Retype each entry below exactly as it stands.

Dataset rows about figures
☆ ☆ ☆ ☆ ☆
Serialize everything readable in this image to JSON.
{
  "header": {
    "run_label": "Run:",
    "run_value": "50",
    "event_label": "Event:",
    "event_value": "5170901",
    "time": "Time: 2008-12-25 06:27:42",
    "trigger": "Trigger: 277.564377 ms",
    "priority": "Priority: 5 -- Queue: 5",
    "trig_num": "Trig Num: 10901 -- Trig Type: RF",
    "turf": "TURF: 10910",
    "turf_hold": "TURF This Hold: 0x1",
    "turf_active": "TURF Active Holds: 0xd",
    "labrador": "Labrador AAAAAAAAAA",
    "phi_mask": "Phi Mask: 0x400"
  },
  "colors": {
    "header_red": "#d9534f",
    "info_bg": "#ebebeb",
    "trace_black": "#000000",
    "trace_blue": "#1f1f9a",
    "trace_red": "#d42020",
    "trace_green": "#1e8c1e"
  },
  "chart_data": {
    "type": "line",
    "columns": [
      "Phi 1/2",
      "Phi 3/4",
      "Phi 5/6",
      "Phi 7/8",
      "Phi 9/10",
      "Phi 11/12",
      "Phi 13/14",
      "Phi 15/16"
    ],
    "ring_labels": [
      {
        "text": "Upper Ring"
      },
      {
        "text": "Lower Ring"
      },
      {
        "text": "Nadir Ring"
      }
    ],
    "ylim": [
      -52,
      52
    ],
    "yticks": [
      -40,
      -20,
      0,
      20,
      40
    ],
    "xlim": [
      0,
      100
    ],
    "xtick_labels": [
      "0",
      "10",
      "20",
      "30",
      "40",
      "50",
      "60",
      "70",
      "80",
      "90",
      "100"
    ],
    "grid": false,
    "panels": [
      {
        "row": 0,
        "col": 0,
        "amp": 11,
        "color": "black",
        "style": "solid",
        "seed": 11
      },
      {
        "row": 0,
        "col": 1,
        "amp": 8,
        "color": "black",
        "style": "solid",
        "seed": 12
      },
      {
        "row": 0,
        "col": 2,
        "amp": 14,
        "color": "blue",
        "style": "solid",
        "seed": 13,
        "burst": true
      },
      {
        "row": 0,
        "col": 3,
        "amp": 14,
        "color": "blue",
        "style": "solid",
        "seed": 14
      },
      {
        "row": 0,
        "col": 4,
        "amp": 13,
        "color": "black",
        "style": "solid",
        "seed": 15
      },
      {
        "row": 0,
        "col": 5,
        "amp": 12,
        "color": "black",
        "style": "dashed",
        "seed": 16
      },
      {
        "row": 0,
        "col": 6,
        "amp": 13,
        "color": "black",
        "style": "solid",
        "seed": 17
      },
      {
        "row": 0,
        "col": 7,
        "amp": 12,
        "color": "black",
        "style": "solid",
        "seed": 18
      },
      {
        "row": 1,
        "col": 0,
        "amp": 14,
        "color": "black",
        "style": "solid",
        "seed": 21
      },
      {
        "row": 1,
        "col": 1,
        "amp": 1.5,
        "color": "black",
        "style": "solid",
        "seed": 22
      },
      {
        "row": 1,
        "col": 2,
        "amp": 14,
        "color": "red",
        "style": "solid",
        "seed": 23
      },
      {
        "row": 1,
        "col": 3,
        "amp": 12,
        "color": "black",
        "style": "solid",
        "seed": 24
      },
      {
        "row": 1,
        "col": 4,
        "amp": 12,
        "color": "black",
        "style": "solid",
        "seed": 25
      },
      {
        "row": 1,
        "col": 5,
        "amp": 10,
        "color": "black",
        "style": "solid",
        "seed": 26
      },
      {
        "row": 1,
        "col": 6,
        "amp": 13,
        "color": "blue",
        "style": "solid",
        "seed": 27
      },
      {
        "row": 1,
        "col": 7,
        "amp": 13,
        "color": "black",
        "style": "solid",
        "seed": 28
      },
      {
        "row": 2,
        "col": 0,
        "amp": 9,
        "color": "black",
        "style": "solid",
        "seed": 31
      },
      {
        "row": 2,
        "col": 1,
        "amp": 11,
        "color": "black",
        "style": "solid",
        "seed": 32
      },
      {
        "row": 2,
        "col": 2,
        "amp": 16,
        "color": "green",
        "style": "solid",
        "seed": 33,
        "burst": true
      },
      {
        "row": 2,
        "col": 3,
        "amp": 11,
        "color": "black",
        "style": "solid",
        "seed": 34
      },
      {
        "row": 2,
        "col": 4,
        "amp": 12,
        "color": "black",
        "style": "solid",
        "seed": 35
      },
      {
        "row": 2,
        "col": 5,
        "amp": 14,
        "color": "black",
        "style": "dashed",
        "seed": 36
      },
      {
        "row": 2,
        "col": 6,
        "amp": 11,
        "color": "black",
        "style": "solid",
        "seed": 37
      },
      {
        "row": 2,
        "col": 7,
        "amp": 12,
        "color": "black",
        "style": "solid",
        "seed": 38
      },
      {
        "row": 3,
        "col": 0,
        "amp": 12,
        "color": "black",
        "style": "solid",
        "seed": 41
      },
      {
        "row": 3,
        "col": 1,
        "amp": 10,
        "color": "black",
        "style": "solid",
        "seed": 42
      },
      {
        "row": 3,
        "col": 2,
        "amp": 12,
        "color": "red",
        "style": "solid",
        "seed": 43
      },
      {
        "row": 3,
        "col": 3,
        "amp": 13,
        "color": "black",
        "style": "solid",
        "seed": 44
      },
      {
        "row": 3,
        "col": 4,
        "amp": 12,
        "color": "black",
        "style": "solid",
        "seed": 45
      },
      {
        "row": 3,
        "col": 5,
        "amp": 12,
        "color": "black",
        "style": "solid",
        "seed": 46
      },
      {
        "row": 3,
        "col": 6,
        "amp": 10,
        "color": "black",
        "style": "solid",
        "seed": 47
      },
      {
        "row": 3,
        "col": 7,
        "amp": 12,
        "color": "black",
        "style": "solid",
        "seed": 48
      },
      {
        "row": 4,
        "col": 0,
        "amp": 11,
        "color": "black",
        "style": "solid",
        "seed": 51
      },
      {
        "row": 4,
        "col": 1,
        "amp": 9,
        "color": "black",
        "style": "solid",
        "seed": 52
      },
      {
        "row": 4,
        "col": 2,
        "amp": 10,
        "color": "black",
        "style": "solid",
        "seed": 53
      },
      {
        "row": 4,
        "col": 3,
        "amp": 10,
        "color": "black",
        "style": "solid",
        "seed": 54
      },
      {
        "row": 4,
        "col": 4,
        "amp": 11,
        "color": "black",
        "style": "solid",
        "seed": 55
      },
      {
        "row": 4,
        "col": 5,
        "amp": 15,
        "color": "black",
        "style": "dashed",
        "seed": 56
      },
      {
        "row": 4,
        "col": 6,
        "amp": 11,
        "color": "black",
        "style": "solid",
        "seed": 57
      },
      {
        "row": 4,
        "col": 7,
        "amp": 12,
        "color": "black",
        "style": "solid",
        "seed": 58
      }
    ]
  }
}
☆ ☆ ☆ ☆ ☆
Problem solution:
Serialize everything readable in this image to JSON.
{
  "header": {
    "run_label": "Run:",
    "run_value": "50",
    "event_label": "Event:",
    "event_value": "5170901",
    "time": "Time: 2008-12-25 06:27:42",
    "trigger": "Trigger: 277.564377 ms",
    "priority": "Priority: 5 -- Queue: 5",
    "trig_num": "Trig Num: 10901 -- Trig Type: RF",
    "turf": "TURF: 10910",
    "turf_hold": "TURF This Hold: 0x1",
    "turf_active": "TURF Active Holds: 0xd",
    "labrador": "Labrador AAAAAAAAAA",
    "phi_mask": "Phi Mask: 0x400"
  },
  "colors": {
    "header_red": "#d9534f",
    "info_bg": "#ebebeb",
    "trace_black": "#000000",
    "trace_blue": "#1f1f9a",
    "trace_red": "#d42020",
    "trace_green": "#1e8c1e"
  },
  "chart_data": {
    "type": "line",
    "columns": [
      "Phi 1/2",
      "Phi 3/4",
      "Phi 5/6",
      "Phi 7/8",
      "Phi 9/10",
      "Phi 11/12",
      "Phi 13/14",
      "Phi 15/16"
    ],
    "ring_labels": [
      {
        "text": "Upper Ring"
      },
      {
        "text": "Lower Ring"
      },
      {
        "text": "Nadir Ring"
      }
    ],
    "ylim": [
      -52,
      52
    ],
    "yticks": [
      -40,
      -20,
      0,
      20,
      40
    ],
    "xlim": [
      0,
      100
    ],
    "xtick_labels": [
      "0",
      "10",
      "20",
      "30",
      "40",
      "50",
      "60",
      "70",
      "80",
      "90",
      "100"
    ],
    "grid": false,
    "panels": [
      {
        "row": 0,
        "col": 0,
        "amp": 11,
        "color": "black",
        "style": "solid",
        "seed": 11
      },
      {
        "row": 0,
        "col": 1,
        "amp": 8,
        "color": "black",
        "style": "solid",
        "seed": 12
      },
      {
        "row": 0,
        "col": 2,
        "amp": 14,
        "color": "blue",
        "style": "solid",
        "seed": 13,
        "burst": true
      },
      {
        "row": 0,
        "col": 3,
        "amp": 14,
        "color": "blue",
        "style": "solid",
        "seed": 14
      },
      {
        "row": 0,
        "col": 4,
        "amp": 13,
        "color": "black",
        "style": "solid",
        "seed": 15
      },
      {
        "row": 0,
        "col": 5,
        "amp": 12,
        "color": "black",
        "style": "dashed",
        "seed": 16
      },
      {
        "row": 0,
        "col": 6,
        "amp": 13,
        "color": "black",
        "style": "solid",
        "seed": 17
      },
      {
        "row": 0,
        "col": 7,
        "amp": 12,
        "color": "black",
        "style": "solid",
        "seed": 18
      },
      {
        "row": 1,
        "col": 0,
        "amp": 14,
        "color": "black",
        "style": "solid",
        "seed": 21
      },
      {
        "row": 1,
        "col": 1,
        "amp": 1.5,
        "color": "black",
        "style": "solid",
        "seed": 22
      },
      {
        "row": 1,
        "col": 2,
        "amp": 14,
        "color": "red",
        "style": "solid",
        "seed": 23
      },
      {
        "row": 1,
        "col": 3,
        "amp": 12,
        "color": "black",
        "style": "solid",
        "seed": 24
      },
      {
        "row": 1,
        "col": 4,
        "amp": 12,
        "color": "black",
        "style": "solid",
        "seed": 25
      },
      {
        "row": 1,
        "col": 5,
        "amp": 10,
        "color": "black",
        "style": "solid",
        "seed": 26
      },
      {
        "row": 1,
        "col": 6,
        "amp": 13,
        "color": "blue",
        "style": "solid",
        "seed": 27
      },
      {
        "row": 1,
        "col": 7,
        "amp": 13,
        "color": "black",
        "style": "solid",
        "seed": 28
      },
      {
        "row": 2,
        "col": 0,
        "amp": 9,
        "color": "black",
        "style": "solid",
        "seed": 31
      },
      {
        "row": 2,
        "col": 1,
        "amp": 11,
        "color": "black",
        "style": "solid",
        "seed": 32
      },
      {
        "row": 2,
        "col": 2,
        "amp": 16,
        "color": "green",
        "style": "solid",
        "seed": 33,
        "burst": true
      },
      {
        "row": 2,
        "col": 3,
        "amp": 11,
        "color": "black",
        "style": "solid",
        "seed": 34
      },
      {
        "row": 2,
        "col": 4,
        "amp": 12,
        "color": "black",
        "style": "solid",
        "seed": 35
      },
      {
        "row": 2,
        "col": 5,
        "amp": 14,
        "color": "black",
        "style": "dashed",
        "seed": 36
      },
      {
        "row": 2,
        "col": 6,
        "amp": 11,
        "color": "black",
        "style": "solid",
        "seed": 37
      },
      {
        "row": 2,
        "col": 7,
        "amp": 12,
        "color": "black",
        "style": "solid",
        "seed": 38
      },
      {
        "row": 3,
        "col": 0,
        "amp": 12,
        "color": "black",
        "style": "solid",
        "seed": 41
      },
      {
        "row": 3,
        "col": 1,
        "amp": 10,
        "color": "black",
        "style": "solid",
        "seed": 42
      },
      {
        "row": 3,
        "col": 2,
        "amp": 12,
        "color": "red",
        "style": "solid",
        "seed": 43
      },
      {
        "row": 3,
        "col": 3,
        "amp": 13,
        "color": "black",
        "style": "solid",
        "seed": 44
      },
      {
        "row": 3,
        "col": 4,
        "amp": 12,
        "color": "black",
        "style": "solid",
        "seed": 45
      },
      {
        "row": 3,
        "col": 5,
        "amp": 12,
        "color": "black",
        "style": "solid",
        "seed": 46
      },
      {
        "row": 3,
        "col": 6,
        "amp": 10,
        "color": "black",
        "style": "solid",
        "seed": 47
      },
      {
        "row": 3,
        "col": 7,
        "amp": 12,
        "color": "black",
        "style": "solid",
        "seed": 48
      },
      {
        "row": 4,
        "col": 0,
        "amp": 11,
        "color": "black",
        "style": "solid",
        "seed": 51
      },
      {
        "row": 4,
        "col": 1,
        "amp": 9,
        "color": "black",
        "style": "solid",
        "seed": 52
      },
      {
        "row": 4,
        "col": 2,
        "amp": 10,
        "color": "black",
        "style": "solid",
        "seed": 53
      },
      {
        "row": 4,
        "col": 3,
        "amp": 10,
        "color": "black",
        "style": "solid",
        "seed": 54
      },
      {
        "row": 4,
        "col": 4,
        "amp": 11,
        "color": "black",
        "style": "solid",
        "seed": 55
      },
      {
        "row": 4,
        "col": 5,
        "amp": 15,
        "color": "black",
        "style": "dashed",
        "seed": 56
      },
      {
        "row": 4,
        "col": 6,
        "amp": 11,
        "color": "black",
        "style": "solid",
        "seed": 57
      },
      {
        "row": 4,
        "col": 7,
        "amp": 12,
        "color": "black",
        "style": "solid",
        "seed": 58
      }
    ]
  }
}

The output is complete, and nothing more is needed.